--- Available records ---

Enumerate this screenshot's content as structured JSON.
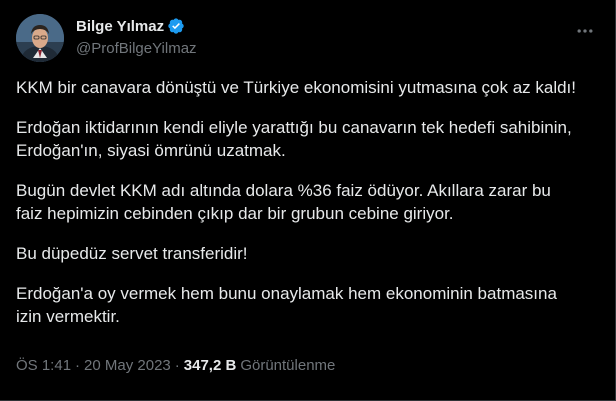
{
  "author": {
    "name": "Bilge Yılmaz",
    "handle": "@ProfBilgeYilmaz",
    "verified": true,
    "avatar_icon": "profile-photo"
  },
  "tweet": {
    "paragraphs": [
      "KKM bir canavara dönüştü ve Türkiye ekonomisini yutmasına çok az kaldı!",
      "Erdoğan iktidarının kendi eliyle yarattığı bu canavarın tek hedefi sahibinin, Erdoğan'ın, siyasi ömrünü uzatmak.",
      "Bugün devlet KKM adı altında dolara %36 faiz ödüyor. Akıllara zarar bu faiz hepimizin cebinden çıkıp dar bir grubun cebine giriyor.",
      "Bu düpedüz servet transferidir!",
      "Erdoğan'a oy vermek hem bunu onaylamak hem ekonominin batmasına izin vermektir."
    ],
    "time": "ÖS 1:41",
    "date": "20 May 2023",
    "separator": "·",
    "views_count": "347,2 B",
    "views_label": "Görüntülenme"
  },
  "colors": {
    "background": "#000000",
    "text_primary": "#e7e9ea",
    "text_secondary": "#71767b",
    "verified_badge": "#1d9bf0",
    "border": "#2f3336"
  }
}
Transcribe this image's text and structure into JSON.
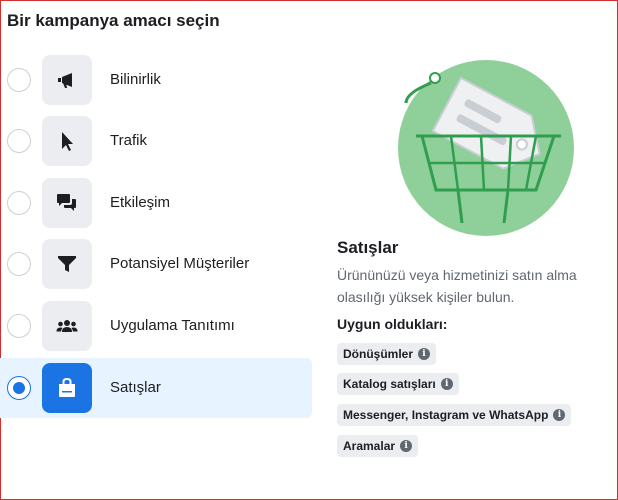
{
  "heading": "Bir kampanya amacı seçin",
  "objectives": [
    {
      "label": "Bilinirlik",
      "icon": "megaphone-icon",
      "selected": false
    },
    {
      "label": "Trafik",
      "icon": "cursor-icon",
      "selected": false
    },
    {
      "label": "Etkileşim",
      "icon": "chat-bubbles-icon",
      "selected": false
    },
    {
      "label": "Potansiyel Müşteriler",
      "icon": "filter-icon",
      "selected": false
    },
    {
      "label": "Uygulama Tanıtımı",
      "icon": "people-icon",
      "selected": false
    },
    {
      "label": "Satışlar",
      "icon": "shopping-bag-icon",
      "selected": true
    }
  ],
  "detail": {
    "title": "Satışlar",
    "description": "Ürününüzü veya hizmetinizi satın alma olasılığı yüksek kişiler bulun.",
    "good_for_label": "Uygun oldukları:",
    "good_for": [
      "Dönüşümler",
      "Katalog satışları",
      "Messenger, Instagram ve WhatsApp",
      "Aramalar"
    ],
    "info_glyph": "i"
  },
  "colors": {
    "accent": "#1b74e4",
    "selected_bg": "#e7f3ff",
    "illustration_bg": "#8fcf9a",
    "illustration_dark": "#2f9e4e"
  }
}
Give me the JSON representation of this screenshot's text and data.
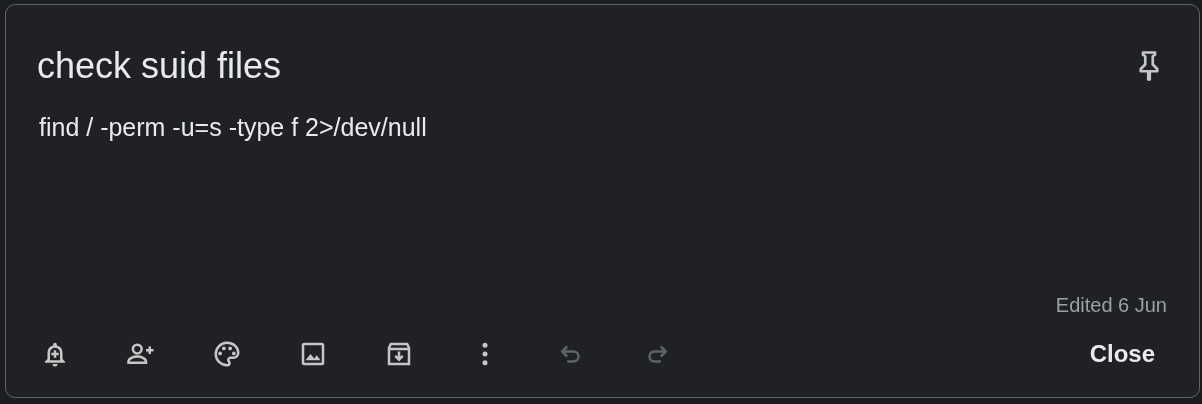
{
  "note": {
    "title": "check suid files",
    "body": "find / -perm -u=s -type f 2>/dev/null",
    "edited": "Edited 6 Jun",
    "pinned": false
  },
  "toolbar": [
    {
      "kind": "remind",
      "disabled": false
    },
    {
      "kind": "collaborator",
      "disabled": false
    },
    {
      "kind": "palette",
      "disabled": false
    },
    {
      "kind": "image",
      "disabled": false
    },
    {
      "kind": "archive",
      "disabled": false
    },
    {
      "kind": "more",
      "disabled": false
    },
    {
      "kind": "undo",
      "disabled": true
    },
    {
      "kind": "redo",
      "disabled": true
    }
  ],
  "close_button": "Close"
}
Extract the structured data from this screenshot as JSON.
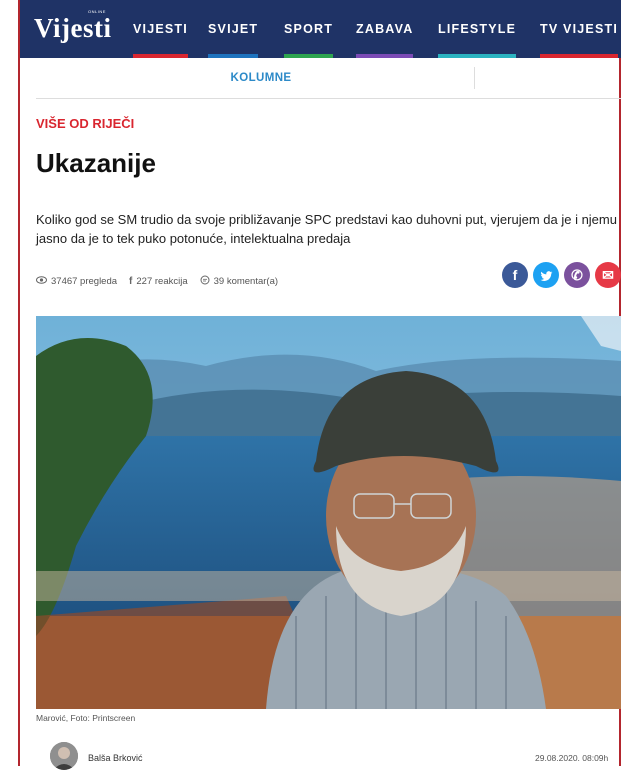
{
  "header": {
    "logo": "Vijesti",
    "logo_tag": "ONLINE",
    "nav": [
      {
        "label": "VIJESTI",
        "accent": "#d9262f"
      },
      {
        "label": "SVIJET",
        "accent": "#1e73be"
      },
      {
        "label": "SPORT",
        "accent": "#2ea44f"
      },
      {
        "label": "ZABAVA",
        "accent": "#7b4bb5"
      },
      {
        "label": "LIFESTYLE",
        "accent": "#2bb3c0"
      },
      {
        "label": "TV VIJESTI",
        "accent": "#d9262f"
      }
    ]
  },
  "subnav": {
    "item": "KOLUMNE"
  },
  "article": {
    "category": "VIŠE OD RIJEČI",
    "title": "Ukazanije",
    "lead": "Koliko god se SM trudio da svoje približavanje SPC predstavi kao duhovni put, vjerujem da je i njemu jasno da je to tek puko potonuće, intelektualna predaja",
    "views": "37467 pregleda",
    "reactions": "227 reakcija",
    "comments": "39 komentar(a)",
    "photo_caption": "Marović, Foto: Printscreen",
    "author": "Balša Brković",
    "date": "29.08.2020. 08:09h"
  },
  "social": [
    {
      "icon": "facebook-icon",
      "glyph": "f",
      "color": "#3b5998"
    },
    {
      "icon": "twitter-icon",
      "glyph": "t",
      "color": "#1da1f2"
    },
    {
      "icon": "viber-icon",
      "glyph": "✆",
      "color": "#7b519d"
    },
    {
      "icon": "email-icon",
      "glyph": "✉",
      "color": "#e63946"
    }
  ],
  "colors": {
    "header_bg": "#1f3366",
    "frame": "#b3262e",
    "category": "#d9262f",
    "link": "#2d8ac8"
  }
}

---

The task » Lines containing the string "structured" are to be selected and copied.

Output for this task »
Enumerate this screenshot's content as structured JSON.
Extract the structured data from this screenshot as JSON.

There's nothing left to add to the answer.